**WRITTEN TASK:**
Write out all of the data exactly as it appears.

>>>>

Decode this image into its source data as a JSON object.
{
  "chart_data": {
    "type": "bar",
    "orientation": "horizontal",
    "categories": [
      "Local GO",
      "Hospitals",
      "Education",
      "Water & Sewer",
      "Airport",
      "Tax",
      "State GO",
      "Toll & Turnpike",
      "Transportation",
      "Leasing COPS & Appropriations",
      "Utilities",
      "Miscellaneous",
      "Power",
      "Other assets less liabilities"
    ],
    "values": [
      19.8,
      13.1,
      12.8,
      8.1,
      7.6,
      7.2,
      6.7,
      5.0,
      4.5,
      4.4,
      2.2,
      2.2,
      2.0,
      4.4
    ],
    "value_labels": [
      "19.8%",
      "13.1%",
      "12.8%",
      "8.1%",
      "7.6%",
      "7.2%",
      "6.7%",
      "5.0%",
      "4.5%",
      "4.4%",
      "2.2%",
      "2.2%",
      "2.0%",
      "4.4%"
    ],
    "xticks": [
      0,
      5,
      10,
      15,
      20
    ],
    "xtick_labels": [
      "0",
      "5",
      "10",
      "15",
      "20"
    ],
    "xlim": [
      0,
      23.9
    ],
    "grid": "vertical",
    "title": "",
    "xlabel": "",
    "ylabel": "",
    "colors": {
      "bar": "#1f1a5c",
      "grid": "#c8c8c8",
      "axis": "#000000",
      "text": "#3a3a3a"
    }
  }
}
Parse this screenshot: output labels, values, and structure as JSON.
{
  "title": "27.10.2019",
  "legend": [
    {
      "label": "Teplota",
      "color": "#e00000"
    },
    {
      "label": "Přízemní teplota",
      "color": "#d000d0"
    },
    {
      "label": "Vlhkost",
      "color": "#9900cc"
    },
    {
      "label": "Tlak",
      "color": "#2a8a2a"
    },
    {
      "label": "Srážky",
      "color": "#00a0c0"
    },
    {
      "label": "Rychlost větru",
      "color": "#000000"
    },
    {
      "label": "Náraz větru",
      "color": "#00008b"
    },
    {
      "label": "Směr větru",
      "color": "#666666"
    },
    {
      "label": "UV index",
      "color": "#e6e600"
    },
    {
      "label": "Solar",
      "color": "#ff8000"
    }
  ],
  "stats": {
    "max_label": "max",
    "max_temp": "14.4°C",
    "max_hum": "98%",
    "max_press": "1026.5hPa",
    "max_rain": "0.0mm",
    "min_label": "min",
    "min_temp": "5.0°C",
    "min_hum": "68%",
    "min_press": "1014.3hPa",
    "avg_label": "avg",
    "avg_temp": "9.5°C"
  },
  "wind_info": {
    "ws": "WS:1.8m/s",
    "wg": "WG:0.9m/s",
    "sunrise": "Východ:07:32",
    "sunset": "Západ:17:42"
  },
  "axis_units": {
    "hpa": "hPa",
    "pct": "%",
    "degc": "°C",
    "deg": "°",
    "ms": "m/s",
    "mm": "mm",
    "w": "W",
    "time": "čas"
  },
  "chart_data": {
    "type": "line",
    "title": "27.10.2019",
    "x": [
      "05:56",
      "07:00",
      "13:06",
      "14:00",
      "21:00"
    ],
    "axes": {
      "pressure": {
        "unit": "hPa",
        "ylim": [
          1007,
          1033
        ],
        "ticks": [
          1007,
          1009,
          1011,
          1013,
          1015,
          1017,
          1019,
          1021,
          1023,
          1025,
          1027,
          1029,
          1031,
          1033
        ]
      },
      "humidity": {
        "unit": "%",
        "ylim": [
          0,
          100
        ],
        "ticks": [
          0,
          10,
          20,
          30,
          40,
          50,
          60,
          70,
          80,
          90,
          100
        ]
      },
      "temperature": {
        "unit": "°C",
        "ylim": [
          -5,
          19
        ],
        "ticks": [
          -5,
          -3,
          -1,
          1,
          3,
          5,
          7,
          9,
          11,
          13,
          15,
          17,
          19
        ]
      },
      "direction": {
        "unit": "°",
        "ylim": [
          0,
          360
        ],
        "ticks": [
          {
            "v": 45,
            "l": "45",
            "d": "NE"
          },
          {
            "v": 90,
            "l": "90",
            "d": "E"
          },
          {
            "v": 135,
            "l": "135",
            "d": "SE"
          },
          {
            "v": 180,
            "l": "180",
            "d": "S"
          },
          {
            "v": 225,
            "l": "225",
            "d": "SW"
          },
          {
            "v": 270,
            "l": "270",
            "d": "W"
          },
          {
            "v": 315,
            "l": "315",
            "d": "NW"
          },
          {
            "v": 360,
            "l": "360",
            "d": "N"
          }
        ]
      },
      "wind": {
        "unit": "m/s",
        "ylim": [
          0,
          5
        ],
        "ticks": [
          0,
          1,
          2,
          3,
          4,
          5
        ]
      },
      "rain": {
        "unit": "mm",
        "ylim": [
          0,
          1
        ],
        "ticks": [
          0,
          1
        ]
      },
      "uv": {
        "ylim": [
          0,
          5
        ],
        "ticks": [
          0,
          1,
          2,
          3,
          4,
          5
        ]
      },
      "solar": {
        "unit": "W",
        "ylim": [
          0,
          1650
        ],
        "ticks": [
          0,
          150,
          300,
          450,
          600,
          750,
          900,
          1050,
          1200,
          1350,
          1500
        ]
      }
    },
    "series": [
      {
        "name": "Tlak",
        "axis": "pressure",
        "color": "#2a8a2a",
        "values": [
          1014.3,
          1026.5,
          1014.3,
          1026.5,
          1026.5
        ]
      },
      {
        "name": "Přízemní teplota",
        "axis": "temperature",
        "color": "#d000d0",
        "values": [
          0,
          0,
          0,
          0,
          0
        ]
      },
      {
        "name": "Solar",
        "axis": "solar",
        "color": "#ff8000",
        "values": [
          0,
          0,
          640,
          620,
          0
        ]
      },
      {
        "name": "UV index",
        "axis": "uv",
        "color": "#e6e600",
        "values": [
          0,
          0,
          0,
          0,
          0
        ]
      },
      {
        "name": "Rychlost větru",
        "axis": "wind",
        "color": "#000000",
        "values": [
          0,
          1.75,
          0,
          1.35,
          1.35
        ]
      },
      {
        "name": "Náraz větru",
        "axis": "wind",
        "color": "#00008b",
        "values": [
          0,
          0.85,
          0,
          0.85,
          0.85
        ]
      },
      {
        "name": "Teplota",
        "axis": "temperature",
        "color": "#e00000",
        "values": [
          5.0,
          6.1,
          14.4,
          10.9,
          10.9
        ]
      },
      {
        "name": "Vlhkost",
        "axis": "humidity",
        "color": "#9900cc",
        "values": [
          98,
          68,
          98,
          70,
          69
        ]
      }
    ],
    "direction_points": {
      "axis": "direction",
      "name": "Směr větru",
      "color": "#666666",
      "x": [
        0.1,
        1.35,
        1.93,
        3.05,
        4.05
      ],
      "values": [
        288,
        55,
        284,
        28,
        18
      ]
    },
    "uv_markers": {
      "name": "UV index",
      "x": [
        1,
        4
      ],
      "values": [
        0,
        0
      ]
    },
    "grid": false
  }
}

<<<<

**EXERCISE SOLUTION:**
Decode this image into its source data as a JSON object.
{
  "chart_data": {
    "type": "bar",
    "orientation": "horizontal",
    "categories": [
      "Local GO",
      "Hospitals",
      "Education",
      "Water & Sewer",
      "Airport",
      "Tax",
      "State GO",
      "Toll & Turnpike",
      "Transportation",
      "Leasing COPS & Appropriations",
      "Utilities",
      "Miscellaneous",
      "Power",
      "Other assets less liabilities"
    ],
    "values": [
      19.8,
      13.1,
      12.8,
      8.1,
      7.6,
      7.2,
      6.7,
      5.0,
      4.5,
      4.4,
      2.2,
      2.2,
      2.0,
      4.4
    ],
    "value_labels": [
      "19.8%",
      "13.1%",
      "12.8%",
      "8.1%",
      "7.6%",
      "7.2%",
      "6.7%",
      "5.0%",
      "4.5%",
      "4.4%",
      "2.2%",
      "2.2%",
      "2.0%",
      "4.4%"
    ],
    "xticks": [
      0,
      5,
      10,
      15,
      20
    ],
    "xtick_labels": [
      "0",
      "5",
      "10",
      "15",
      "20"
    ],
    "xlim": [
      0,
      23.9
    ],
    "grid": "vertical",
    "title": "",
    "xlabel": "",
    "ylabel": "",
    "colors": {
      "bar": "#1f1a5c",
      "grid": "#c8c8c8",
      "axis": "#000000",
      "text": "#3a3a3a"
    }
  }
}
Parse this screenshot: output labels, values, and structure as JSON.
{
  "title": "27.10.2019",
  "legend": [
    {
      "label": "Teplota",
      "color": "#e00000"
    },
    {
      "label": "Přízemní teplota",
      "color": "#d000d0"
    },
    {
      "label": "Vlhkost",
      "color": "#9900cc"
    },
    {
      "label": "Tlak",
      "color": "#2a8a2a"
    },
    {
      "label": "Srážky",
      "color": "#00a0c0"
    },
    {
      "label": "Rychlost větru",
      "color": "#000000"
    },
    {
      "label": "Náraz větru",
      "color": "#00008b"
    },
    {
      "label": "Směr větru",
      "color": "#666666"
    },
    {
      "label": "UV index",
      "color": "#e6e600"
    },
    {
      "label": "Solar",
      "color": "#ff8000"
    }
  ],
  "stats": {
    "max_label": "max",
    "max_temp": "14.4°C",
    "max_hum": "98%",
    "max_press": "1026.5hPa",
    "max_rain": "0.0mm",
    "min_label": "min",
    "min_temp": "5.0°C",
    "min_hum": "68%",
    "min_press": "1014.3hPa",
    "avg_label": "avg",
    "avg_temp": "9.5°C"
  },
  "wind_info": {
    "ws": "WS:1.8m/s",
    "wg": "WG:0.9m/s",
    "sunrise": "Východ:07:32",
    "sunset": "Západ:17:42"
  },
  "axis_units": {
    "hpa": "hPa",
    "pct": "%",
    "degc": "°C",
    "deg": "°",
    "ms": "m/s",
    "mm": "mm",
    "w": "W",
    "time": "čas"
  },
  "chart_data": {
    "type": "line",
    "title": "27.10.2019",
    "x": [
      "05:56",
      "07:00",
      "13:06",
      "14:00",
      "21:00"
    ],
    "axes": {
      "pressure": {
        "unit": "hPa",
        "ylim": [
          1007,
          1033
        ],
        "ticks": [
          1007,
          1009,
          1011,
          1013,
          1015,
          1017,
          1019,
          1021,
          1023,
          1025,
          1027,
          1029,
          1031,
          1033
        ]
      },
      "humidity": {
        "unit": "%",
        "ylim": [
          0,
          100
        ],
        "ticks": [
          0,
          10,
          20,
          30,
          40,
          50,
          60,
          70,
          80,
          90,
          100
        ]
      },
      "temperature": {
        "unit": "°C",
        "ylim": [
          -5,
          19
        ],
        "ticks": [
          -5,
          -3,
          -1,
          1,
          3,
          5,
          7,
          9,
          11,
          13,
          15,
          17,
          19
        ]
      },
      "direction": {
        "unit": "°",
        "ylim": [
          0,
          360
        ],
        "ticks": [
          {
            "v": 45,
            "l": "45",
            "d": "NE"
          },
          {
            "v": 90,
            "l": "90",
            "d": "E"
          },
          {
            "v": 135,
            "l": "135",
            "d": "SE"
          },
          {
            "v": 180,
            "l": "180",
            "d": "S"
          },
          {
            "v": 225,
            "l": "225",
            "d": "SW"
          },
          {
            "v": 270,
            "l": "270",
            "d": "W"
          },
          {
            "v": 315,
            "l": "315",
            "d": "NW"
          },
          {
            "v": 360,
            "l": "360",
            "d": "N"
          }
        ]
      },
      "wind": {
        "unit": "m/s",
        "ylim": [
          0,
          5
        ],
        "ticks": [
          0,
          1,
          2,
          3,
          4,
          5
        ]
      },
      "rain": {
        "unit": "mm",
        "ylim": [
          0,
          1
        ],
        "ticks": [
          0,
          1
        ]
      },
      "uv": {
        "ylim": [
          0,
          5
        ],
        "ticks": [
          0,
          1,
          2,
          3,
          4,
          5
        ]
      },
      "solar": {
        "unit": "W",
        "ylim": [
          0,
          1650
        ],
        "ticks": [
          0,
          150,
          300,
          450,
          600,
          750,
          900,
          1050,
          1200,
          1350,
          1500
        ]
      }
    },
    "series": [
      {
        "name": "Tlak",
        "axis": "pressure",
        "color": "#2a8a2a",
        "values": [
          1014.3,
          1026.5,
          1014.3,
          1026.5,
          1026.5
        ]
      },
      {
        "name": "Přízemní teplota",
        "axis": "temperature",
        "color": "#d000d0",
        "values": [
          0,
          0,
          0,
          0,
          0
        ]
      },
      {
        "name": "Solar",
        "axis": "solar",
        "color": "#ff8000",
        "values": [
          0,
          0,
          640,
          620,
          0
        ]
      },
      {
        "name": "UV index",
        "axis": "uv",
        "color": "#e6e600",
        "values": [
          0,
          0,
          0,
          0,
          0
        ]
      },
      {
        "name": "Rychlost větru",
        "axis": "wind",
        "color": "#000000",
        "values": [
          0,
          1.75,
          0,
          1.35,
          1.35
        ]
      },
      {
        "name": "Náraz větru",
        "axis": "wind",
        "color": "#00008b",
        "values": [
          0,
          0.85,
          0,
          0.85,
          0.85
        ]
      },
      {
        "name": "Teplota",
        "axis": "temperature",
        "color": "#e00000",
        "values": [
          5.0,
          6.1,
          14.4,
          10.9,
          10.9
        ]
      },
      {
        "name": "Vlhkost",
        "axis": "humidity",
        "color": "#9900cc",
        "values": [
          98,
          68,
          98,
          70,
          69
        ]
      }
    ],
    "direction_points": {
      "axis": "direction",
      "name": "Směr větru",
      "color": "#666666",
      "x": [
        0.1,
        1.35,
        1.93,
        3.05,
        4.05
      ],
      "values": [
        288,
        55,
        284,
        28,
        18
      ]
    },
    "uv_markers": {
      "name": "UV index",
      "x": [
        1,
        4
      ],
      "values": [
        0,
        0
      ]
    },
    "grid": false
  }
}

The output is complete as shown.